Task data start
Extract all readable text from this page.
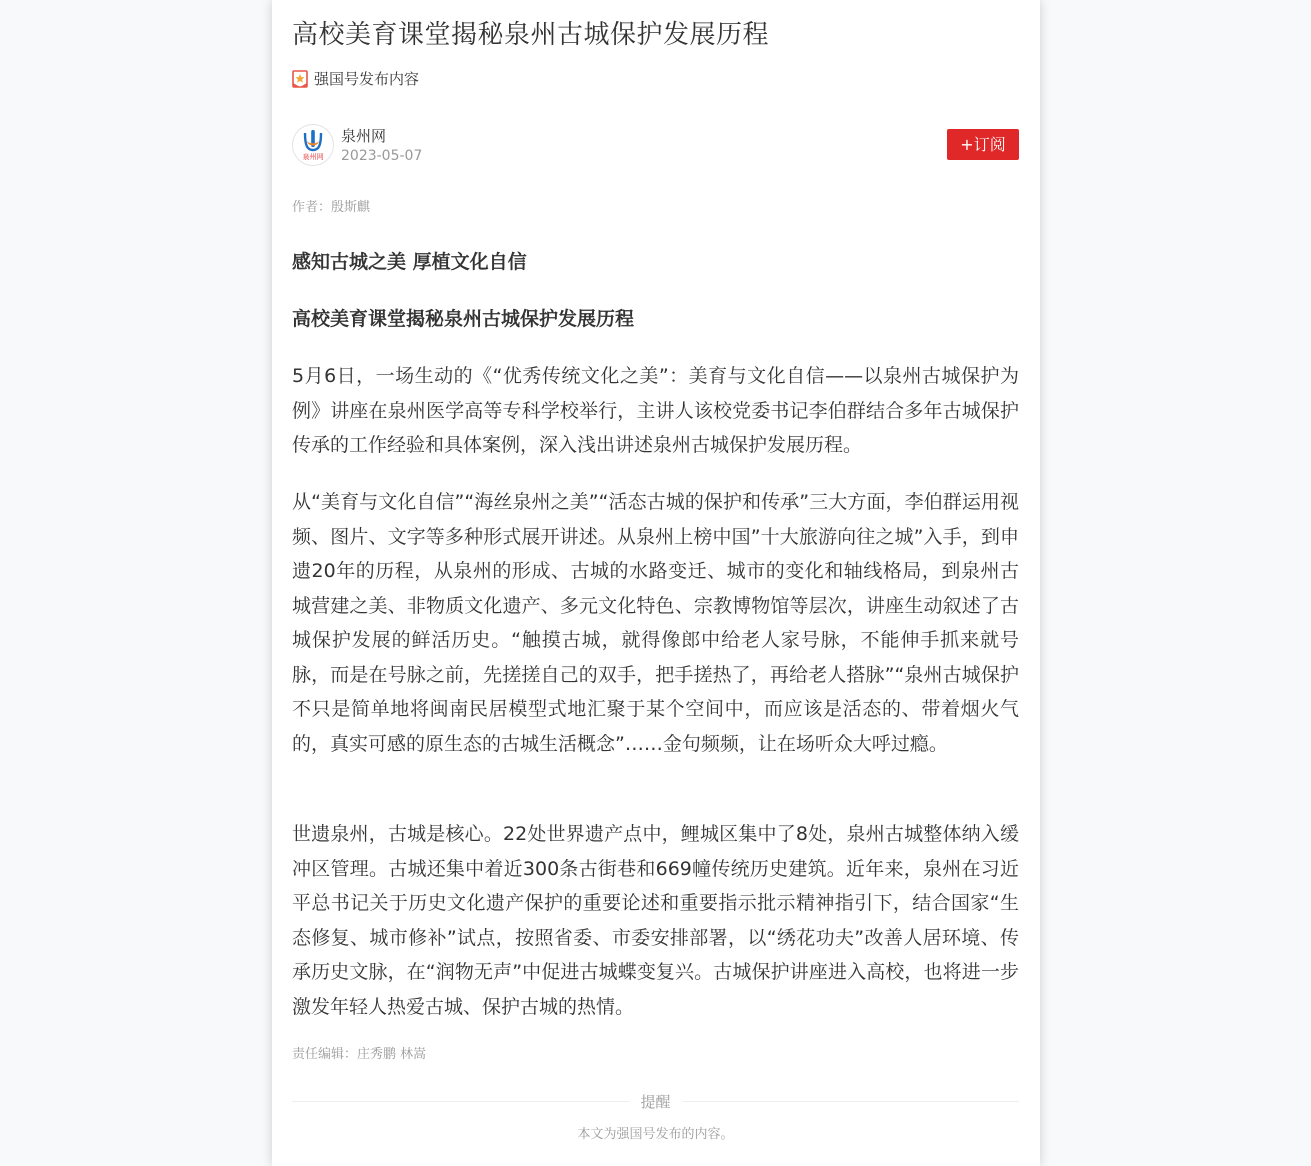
高校美育课堂揭秘泉州古城保护发展历程
强国号发布内容
泉州网
泉州网
2023-05-07
+订阅
作者：殷斯麒
感知古城之美 厚植文化自信
高校美育课堂揭秘泉州古城保护发展历程

5月6日，一场生动的《“优秀传统文化之美”：美育与文化自信——以泉州古城保护为例》讲座在泉州医学高等专科学校举行，主讲人该校党委书记李伯群结合多年古城保护传承的工作经验和具体案例，深入浅出讲述泉州古城保护发展历程。

从“美育与文化自信”“海丝泉州之美”“活态古城的保护和传承”三大方面，李伯群运用视频、图片、文字等多种形式展开讲述。从泉州上榜中国”十大旅游向往之城”入手，到申遗20年的历程，从泉州的形成、古城的水路变迁、城市的变化和轴线格局，到泉州古城营建之美、非物质文化遗产、多元文化特色、宗教博物馆等层次，讲座生动叙述了古城保护发展的鲜活历史。“触摸古城，就得像郎中给老人家号脉，不能伸手抓来就号脉，而是在号脉之前，先搓搓自己的双手，把手搓热了，再给老人搭脉”“泉州古城保护不只是简单地将闽南民居模型式地汇聚于某个空间中，而应该是活态的、带着烟火气的，真实可感的原生态的古城生活概念”……金句频频，让在场听众大呼过瘾。

世遗泉州，古城是核心。22处世界遗产点中，鲤城区集中了8处，泉州古城整体纳入缓冲区管理。古城还集中着近300条古街巷和669幢传统历史建筑。近年来，泉州在习近平总书记关于历史文化遗产保护的重要论述和重要指示批示精神指引下，结合国家“生态修复、城市修补”试点，按照省委、市委安排部署，以“绣花功夫”改善人居环境、传承历史文脉，在“润物无声”中促进古城蝶变复兴。古城保护讲座进入高校，也将进一步激发年轻人热爱古城、保护古城的热情。

责任编辑：庄秀鹏 林嵩
提醒
本文为强国号发布的内容。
Task data end
▸ **What to produce**
Retype the whole listing exactly and leave the pictures out.

▸ **Response to the task**
Extract all readable text from this page.
高校美育课堂揭秘泉州古城保护发展历程
强国号发布内容
泉州网
泉州网
2023-05-07
+订阅
作者：殷斯麒
感知古城之美 厚植文化自信
高校美育课堂揭秘泉州古城保护发展历程

5月6日，一场生动的《“优秀传统文化之美”：美育与文化自信——以泉州古城保护为例》讲座在泉州医学高等专科学校举行，主讲人该校党委书记李伯群结合多年古城保护传承的工作经验和具体案例，深入浅出讲述泉州古城保护发展历程。

从“美育与文化自信”“海丝泉州之美”“活态古城的保护和传承”三大方面，李伯群运用视频、图片、文字等多种形式展开讲述。从泉州上榜中国”十大旅游向往之城”入手，到申遗20年的历程，从泉州的形成、古城的水路变迁、城市的变化和轴线格局，到泉州古城营建之美、非物质文化遗产、多元文化特色、宗教博物馆等层次，讲座生动叙述了古城保护发展的鲜活历史。“触摸古城，就得像郎中给老人家号脉，不能伸手抓来就号脉，而是在号脉之前，先搓搓自己的双手，把手搓热了，再给老人搭脉”“泉州古城保护不只是简单地将闽南民居模型式地汇聚于某个空间中，而应该是活态的、带着烟火气的，真实可感的原生态的古城生活概念”……金句频频，让在场听众大呼过瘾。

世遗泉州，古城是核心。22处世界遗产点中，鲤城区集中了8处，泉州古城整体纳入缓冲区管理。古城还集中着近300条古街巷和669幢传统历史建筑。近年来，泉州在习近平总书记关于历史文化遗产保护的重要论述和重要指示批示精神指引下，结合国家“生态修复、城市修补”试点，按照省委、市委安排部署，以“绣花功夫”改善人居环境、传承历史文脉，在“润物无声”中促进古城蝶变复兴。古城保护讲座进入高校，也将进一步激发年轻人热爱古城、保护古城的热情。

责任编辑：庄秀鹏 林嵩
提醒
本文为强国号发布的内容。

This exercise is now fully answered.